*Objective*: Return the number of lines that contain the word "smad", and return nothing else.

# START OF Data supplied

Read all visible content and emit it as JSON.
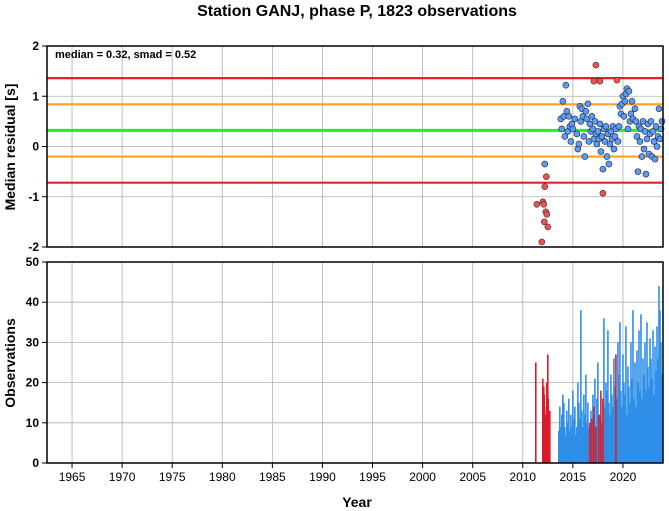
{
  "chart_data": [
    {
      "type": "scatter",
      "title": "Station GANJ, phase P, 1823 observations",
      "annotation": "median = 0.32, smad = 0.52",
      "xlabel": "",
      "ylabel": "Median residual [s]",
      "xlim": [
        1962.5,
        2024
      ],
      "ylim": [
        -2,
        2
      ],
      "yticks": [
        2,
        1,
        0,
        -1,
        -2
      ],
      "grid": true,
      "colors": {
        "outlier": "#ef5350",
        "normal": "#5b9cf6",
        "red_line": "#e8202a",
        "orange_line": "#ffa31a",
        "green_line": "#22ee22"
      },
      "reference_lines": [
        {
          "name": "median",
          "value": 0.32,
          "color": "#22ee22"
        },
        {
          "name": "median + 1 smad",
          "value": 0.84,
          "color": "#ffa31a"
        },
        {
          "name": "median - 1 smad",
          "value": -0.2,
          "color": "#ffa31a"
        },
        {
          "name": "median + 2 smad",
          "value": 1.36,
          "color": "#e8202a"
        },
        {
          "name": "median - 2 smad",
          "value": -0.72,
          "color": "#e8202a"
        }
      ],
      "series": [
        {
          "points_outliers": [
            [
              2011.4,
              -1.15
            ],
            [
              2011.9,
              -1.9
            ],
            [
              2012.0,
              -1.1
            ],
            [
              2012.1,
              -1.15
            ],
            [
              2012.15,
              -1.5
            ],
            [
              2012.3,
              -1.3
            ],
            [
              2012.4,
              -1.35
            ],
            [
              2012.5,
              -1.6
            ],
            [
              2012.2,
              -0.8
            ],
            [
              2012.35,
              -0.6
            ],
            [
              2017.1,
              1.3
            ],
            [
              2017.3,
              1.62
            ],
            [
              2017.7,
              1.3
            ],
            [
              2018.0,
              -0.93
            ],
            [
              2019.4,
              1.32
            ]
          ]
        },
        {
          "points_normal": [
            [
              2012.2,
              -0.35
            ],
            [
              2013.8,
              0.55
            ],
            [
              2013.9,
              0.35
            ],
            [
              2014.0,
              0.9
            ],
            [
              2014.1,
              0.6
            ],
            [
              2014.2,
              0.2
            ],
            [
              2014.3,
              1.22
            ],
            [
              2014.4,
              0.7
            ],
            [
              2014.5,
              0.3
            ],
            [
              2014.6,
              0.6
            ],
            [
              2014.7,
              0.4
            ],
            [
              2014.8,
              0.1
            ],
            [
              2014.9,
              0.45
            ],
            [
              2015.0,
              0.35
            ],
            [
              2015.2,
              0.55
            ],
            [
              2015.4,
              0.25
            ],
            [
              2015.5,
              -0.05
            ],
            [
              2015.6,
              0.05
            ],
            [
              2015.7,
              0.8
            ],
            [
              2015.8,
              0.5
            ],
            [
              2015.9,
              0.75
            ],
            [
              2016.0,
              0.6
            ],
            [
              2016.1,
              0.2
            ],
            [
              2016.2,
              -0.2
            ],
            [
              2016.3,
              0.7
            ],
            [
              2016.4,
              0.55
            ],
            [
              2016.5,
              0.85
            ],
            [
              2016.6,
              0.1
            ],
            [
              2016.7,
              0.45
            ],
            [
              2016.8,
              0.3
            ],
            [
              2016.9,
              0.6
            ],
            [
              2017.0,
              0.35
            ],
            [
              2017.1,
              0.15
            ],
            [
              2017.2,
              0.5
            ],
            [
              2017.3,
              0.25
            ],
            [
              2017.4,
              0.05
            ],
            [
              2017.5,
              0.3
            ],
            [
              2017.6,
              0.15
            ],
            [
              2017.7,
              0.45
            ],
            [
              2017.8,
              -0.1
            ],
            [
              2017.9,
              0.2
            ],
            [
              2018.0,
              -0.45
            ],
            [
              2018.1,
              0.35
            ],
            [
              2018.2,
              0.1
            ],
            [
              2018.3,
              0.4
            ],
            [
              2018.4,
              -0.2
            ],
            [
              2018.5,
              0.25
            ],
            [
              2018.6,
              -0.35
            ],
            [
              2018.7,
              0.05
            ],
            [
              2018.8,
              0.3
            ],
            [
              2018.9,
              0.15
            ],
            [
              2019.0,
              0.4
            ],
            [
              2019.1,
              -0.05
            ],
            [
              2019.2,
              0.2
            ],
            [
              2019.3,
              0.35
            ],
            [
              2019.5,
              0.1
            ],
            [
              2019.6,
              0.4
            ],
            [
              2019.7,
              0.8
            ],
            [
              2019.8,
              0.65
            ],
            [
              2019.9,
              0.85
            ],
            [
              2020.0,
              1.0
            ],
            [
              2020.1,
              0.6
            ],
            [
              2020.2,
              0.9
            ],
            [
              2020.3,
              1.05
            ],
            [
              2020.4,
              1.15
            ],
            [
              2020.5,
              0.35
            ],
            [
              2020.6,
              1.1
            ],
            [
              2020.7,
              0.5
            ],
            [
              2020.8,
              0.65
            ],
            [
              2020.9,
              0.9
            ],
            [
              2021.0,
              0.55
            ],
            [
              2021.2,
              0.75
            ],
            [
              2021.3,
              0.5
            ],
            [
              2021.4,
              0.2
            ],
            [
              2021.5,
              -0.5
            ],
            [
              2021.6,
              0.4
            ],
            [
              2021.7,
              0.1
            ],
            [
              2021.8,
              0.35
            ],
            [
              2021.9,
              -0.2
            ],
            [
              2022.0,
              0.5
            ],
            [
              2022.1,
              -0.05
            ],
            [
              2022.2,
              0.3
            ],
            [
              2022.3,
              -0.55
            ],
            [
              2022.4,
              0.15
            ],
            [
              2022.5,
              0.45
            ],
            [
              2022.6,
              -0.15
            ],
            [
              2022.7,
              0.25
            ],
            [
              2022.8,
              0.5
            ],
            [
              2022.9,
              -0.2
            ],
            [
              2023.0,
              0.3
            ],
            [
              2023.1,
              0.1
            ],
            [
              2023.2,
              -0.25
            ],
            [
              2023.3,
              0.4
            ],
            [
              2023.4,
              0.0
            ],
            [
              2023.5,
              0.2
            ],
            [
              2023.6,
              0.75
            ],
            [
              2023.7,
              0.15
            ],
            [
              2023.8,
              0.35
            ],
            [
              2023.9,
              0.5
            ]
          ]
        }
      ]
    },
    {
      "type": "bar",
      "xlabel": "Year",
      "ylabel": "Observations",
      "xlim": [
        1962.5,
        2024
      ],
      "ylim": [
        0,
        50
      ],
      "yticks": [
        50,
        40,
        30,
        20,
        10,
        0
      ],
      "xticks": [
        1965,
        1970,
        1975,
        1980,
        1985,
        1990,
        1995,
        2000,
        2005,
        2010,
        2015,
        2020
      ],
      "grid": true,
      "red_bars": [
        [
          2011.3,
          25
        ],
        [
          2012.0,
          21
        ],
        [
          2012.1,
          19
        ],
        [
          2012.15,
          17
        ],
        [
          2012.2,
          14
        ],
        [
          2012.25,
          12
        ],
        [
          2012.3,
          10
        ],
        [
          2012.35,
          8
        ],
        [
          2012.4,
          20
        ],
        [
          2012.45,
          15
        ],
        [
          2012.5,
          27
        ],
        [
          2012.55,
          16
        ],
        [
          2012.6,
          11
        ],
        [
          2012.65,
          9
        ],
        [
          2012.7,
          13
        ],
        [
          2016.7,
          10
        ],
        [
          2016.9,
          11
        ],
        [
          2017.1,
          14
        ],
        [
          2017.3,
          9
        ],
        [
          2017.6,
          12
        ],
        [
          2017.8,
          18
        ],
        [
          2018.0,
          16
        ],
        [
          2019.3,
          27
        ]
      ],
      "blue_bars": [
        [
          2013.6,
          8
        ],
        [
          2013.7,
          14
        ],
        [
          2013.8,
          9
        ],
        [
          2013.9,
          12
        ],
        [
          2014.0,
          17
        ],
        [
          2014.1,
          15
        ],
        [
          2014.2,
          9
        ],
        [
          2014.3,
          7
        ],
        [
          2014.4,
          13
        ],
        [
          2014.5,
          10
        ],
        [
          2014.6,
          16
        ],
        [
          2014.7,
          8
        ],
        [
          2014.8,
          12
        ],
        [
          2014.9,
          9
        ],
        [
          2015.0,
          18
        ],
        [
          2015.1,
          11
        ],
        [
          2015.2,
          14
        ],
        [
          2015.3,
          7
        ],
        [
          2015.4,
          9
        ],
        [
          2015.5,
          20
        ],
        [
          2015.6,
          15
        ],
        [
          2015.7,
          11
        ],
        [
          2015.8,
          38
        ],
        [
          2015.9,
          13
        ],
        [
          2016.0,
          9
        ],
        [
          2016.1,
          17
        ],
        [
          2016.2,
          12
        ],
        [
          2016.3,
          22
        ],
        [
          2016.4,
          10
        ],
        [
          2016.5,
          15
        ],
        [
          2016.6,
          9
        ],
        [
          2016.8,
          13
        ],
        [
          2017.0,
          17
        ],
        [
          2017.2,
          21
        ],
        [
          2017.4,
          16
        ],
        [
          2017.5,
          25
        ],
        [
          2017.7,
          12
        ],
        [
          2017.9,
          10
        ],
        [
          2018.1,
          36
        ],
        [
          2018.2,
          14
        ],
        [
          2018.3,
          20
        ],
        [
          2018.4,
          18
        ],
        [
          2018.5,
          33
        ],
        [
          2018.6,
          15
        ],
        [
          2018.7,
          12
        ],
        [
          2018.8,
          22
        ],
        [
          2018.9,
          17
        ],
        [
          2019.0,
          14
        ],
        [
          2019.1,
          26
        ],
        [
          2019.2,
          19
        ],
        [
          2019.4,
          16
        ],
        [
          2019.5,
          30
        ],
        [
          2019.6,
          22
        ],
        [
          2019.7,
          35
        ],
        [
          2019.8,
          18
        ],
        [
          2019.9,
          14
        ],
        [
          2020.0,
          27
        ],
        [
          2020.1,
          20
        ],
        [
          2020.2,
          17
        ],
        [
          2020.3,
          34
        ],
        [
          2020.4,
          12
        ],
        [
          2020.5,
          24
        ],
        [
          2020.6,
          19
        ],
        [
          2020.7,
          15
        ],
        [
          2020.8,
          30
        ],
        [
          2020.9,
          21
        ],
        [
          2021.0,
          38
        ],
        [
          2021.1,
          16
        ],
        [
          2021.2,
          25
        ],
        [
          2021.3,
          14
        ],
        [
          2021.4,
          28
        ],
        [
          2021.5,
          20
        ],
        [
          2021.6,
          33
        ],
        [
          2021.7,
          18
        ],
        [
          2021.8,
          37
        ],
        [
          2021.9,
          16
        ],
        [
          2022.0,
          26
        ],
        [
          2022.1,
          22
        ],
        [
          2022.2,
          30
        ],
        [
          2022.3,
          18
        ],
        [
          2022.4,
          35
        ],
        [
          2022.5,
          24
        ],
        [
          2022.6,
          19
        ],
        [
          2022.7,
          31
        ],
        [
          2022.8,
          26
        ],
        [
          2022.9,
          21
        ],
        [
          2023.0,
          33
        ],
        [
          2023.1,
          17
        ],
        [
          2023.2,
          29
        ],
        [
          2023.3,
          23
        ],
        [
          2023.4,
          34
        ],
        [
          2023.5,
          26
        ],
        [
          2023.6,
          44
        ],
        [
          2023.7,
          38
        ],
        [
          2023.8,
          30
        ],
        [
          2023.9,
          22
        ]
      ]
    }
  ]
}
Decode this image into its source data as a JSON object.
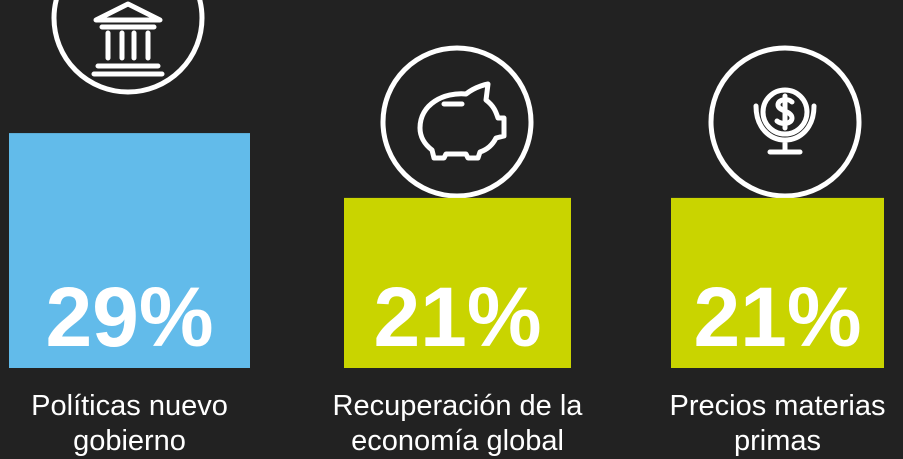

# END OF Data supplied

*Answer to the exercise*: 5